DIRECTION: The listing below must be repeated word for word, with its images excluded.

INFORMATION GIVEN:
::::::::
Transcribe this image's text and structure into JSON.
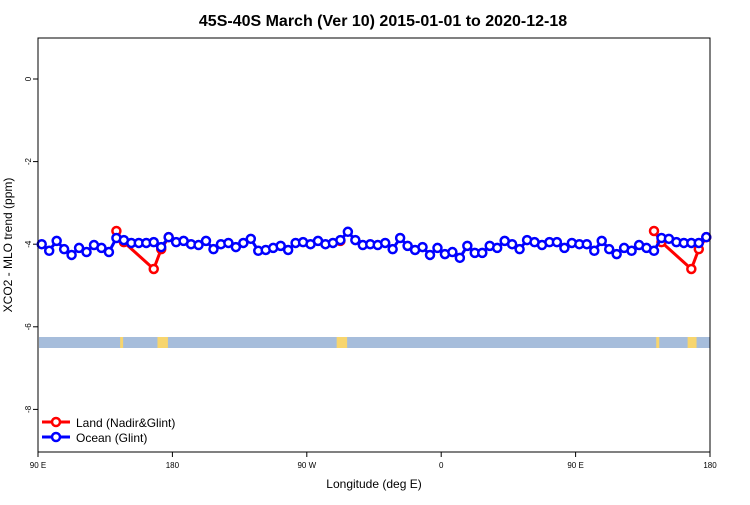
{
  "chart_data": {
    "type": "line",
    "title": "45S-40S March (Ver 10)   2015-01-01 to 2020-12-18",
    "xlabel": "Longitude (deg E)",
    "ylabel": "XCO2 - MLO trend (ppm)",
    "xlim": [
      90,
      540
    ],
    "ylim": [
      -9,
      1
    ],
    "x_ticks": [
      90,
      180,
      270,
      360,
      450,
      540
    ],
    "x_tick_labels": [
      "90 E",
      "180",
      "90 W",
      "0",
      "90 E",
      "180"
    ],
    "y_ticks": [
      0,
      -2,
      -4,
      -6,
      -8
    ],
    "y_tick_labels": [
      "0",
      "-2",
      "-4",
      "-6",
      "-8"
    ],
    "grid": false,
    "legend_position": "bottom-left",
    "series": [
      {
        "name": "Land (Nadir&Glint)",
        "color": "#ff0000",
        "x": [
          142.5,
          147.5,
          167.5,
          172.5,
          177.5,
          null,
          292.5,
          null,
          502.5,
          507.5,
          527.5,
          532.5,
          537.5
        ],
        "values": [
          -3.68,
          -3.95,
          -4.6,
          -4.12,
          -3.83,
          null,
          -3.92,
          null,
          -3.68,
          -3.95,
          -4.6,
          -4.12,
          -3.83
        ]
      },
      {
        "name": "Ocean (Glint)",
        "color": "#0000ff",
        "x0": 92.5,
        "dx": 5,
        "values": [
          -4.0,
          -4.16,
          -3.92,
          -4.12,
          -4.26,
          -4.09,
          -4.19,
          -4.02,
          -4.09,
          -4.19,
          -3.85,
          -3.9,
          -3.97,
          -3.97,
          -3.97,
          -3.95,
          -4.07,
          -3.83,
          -3.95,
          -3.92,
          -4.0,
          -4.02,
          -3.92,
          -4.12,
          -4.0,
          -3.97,
          -4.07,
          -3.97,
          -3.87,
          -4.16,
          -4.14,
          -4.09,
          -4.04,
          -4.14,
          -3.97,
          -3.95,
          -4.0,
          -3.92,
          -4.0,
          -3.97,
          -3.9,
          -3.7,
          -3.9,
          -4.02,
          -4.0,
          -4.02,
          -3.97,
          -4.12,
          -3.85,
          -4.04,
          -4.14,
          -4.07,
          -4.26,
          -4.09,
          -4.24,
          -4.19,
          -4.33,
          -4.04,
          -4.21,
          -4.21,
          -4.04,
          -4.09,
          -3.92,
          -4.0,
          -4.12,
          -3.9,
          -3.95,
          -4.02,
          -3.95,
          -3.95,
          -4.09,
          -3.97,
          -4.0,
          -4.0,
          -4.16,
          -3.92,
          -4.12,
          -4.24,
          -4.09,
          -4.16,
          -4.02,
          -4.09,
          -4.16,
          -3.85,
          -3.87,
          -3.95,
          -3.97,
          -3.97,
          -3.97,
          -3.83
        ]
      }
    ],
    "land_mask": {
      "ocean_color": "#a6bddb",
      "land_color": "#f7d56e",
      "land_lon_ranges": [
        [
          145,
          147
        ],
        [
          170,
          177
        ],
        [
          290,
          297
        ],
        [
          504,
          506
        ],
        [
          525,
          531
        ]
      ]
    }
  }
}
::::::::
EXERCISE RESULT:
Transcribe this image's text and structure into JSON.
{
  "chart_data": {
    "type": "line",
    "title": "45S-40S March (Ver 10)   2015-01-01 to 2020-12-18",
    "xlabel": "Longitude (deg E)",
    "ylabel": "XCO2 - MLO trend (ppm)",
    "xlim": [
      90,
      540
    ],
    "ylim": [
      -9,
      1
    ],
    "x_ticks": [
      90,
      180,
      270,
      360,
      450,
      540
    ],
    "x_tick_labels": [
      "90 E",
      "180",
      "90 W",
      "0",
      "90 E",
      "180"
    ],
    "y_ticks": [
      0,
      -2,
      -4,
      -6,
      -8
    ],
    "y_tick_labels": [
      "0",
      "-2",
      "-4",
      "-6",
      "-8"
    ],
    "grid": false,
    "legend_position": "bottom-left",
    "series": [
      {
        "name": "Land (Nadir&Glint)",
        "color": "#ff0000",
        "x": [
          142.5,
          147.5,
          167.5,
          172.5,
          177.5,
          null,
          292.5,
          null,
          502.5,
          507.5,
          527.5,
          532.5,
          537.5
        ],
        "values": [
          -3.68,
          -3.95,
          -4.6,
          -4.12,
          -3.83,
          null,
          -3.92,
          null,
          -3.68,
          -3.95,
          -4.6,
          -4.12,
          -3.83
        ]
      },
      {
        "name": "Ocean (Glint)",
        "color": "#0000ff",
        "x0": 92.5,
        "dx": 5,
        "values": [
          -4.0,
          -4.16,
          -3.92,
          -4.12,
          -4.26,
          -4.09,
          -4.19,
          -4.02,
          -4.09,
          -4.19,
          -3.85,
          -3.9,
          -3.97,
          -3.97,
          -3.97,
          -3.95,
          -4.07,
          -3.83,
          -3.95,
          -3.92,
          -4.0,
          -4.02,
          -3.92,
          -4.12,
          -4.0,
          -3.97,
          -4.07,
          -3.97,
          -3.87,
          -4.16,
          -4.14,
          -4.09,
          -4.04,
          -4.14,
          -3.97,
          -3.95,
          -4.0,
          -3.92,
          -4.0,
          -3.97,
          -3.9,
          -3.7,
          -3.9,
          -4.02,
          -4.0,
          -4.02,
          -3.97,
          -4.12,
          -3.85,
          -4.04,
          -4.14,
          -4.07,
          -4.26,
          -4.09,
          -4.24,
          -4.19,
          -4.33,
          -4.04,
          -4.21,
          -4.21,
          -4.04,
          -4.09,
          -3.92,
          -4.0,
          -4.12,
          -3.9,
          -3.95,
          -4.02,
          -3.95,
          -3.95,
          -4.09,
          -3.97,
          -4.0,
          -4.0,
          -4.16,
          -3.92,
          -4.12,
          -4.24,
          -4.09,
          -4.16,
          -4.02,
          -4.09,
          -4.16,
          -3.85,
          -3.87,
          -3.95,
          -3.97,
          -3.97,
          -3.97,
          -3.83
        ]
      }
    ],
    "land_mask": {
      "ocean_color": "#a6bddb",
      "land_color": "#f7d56e",
      "land_lon_ranges": [
        [
          145,
          147
        ],
        [
          170,
          177
        ],
        [
          290,
          297
        ],
        [
          504,
          506
        ],
        [
          525,
          531
        ]
      ]
    }
  }
}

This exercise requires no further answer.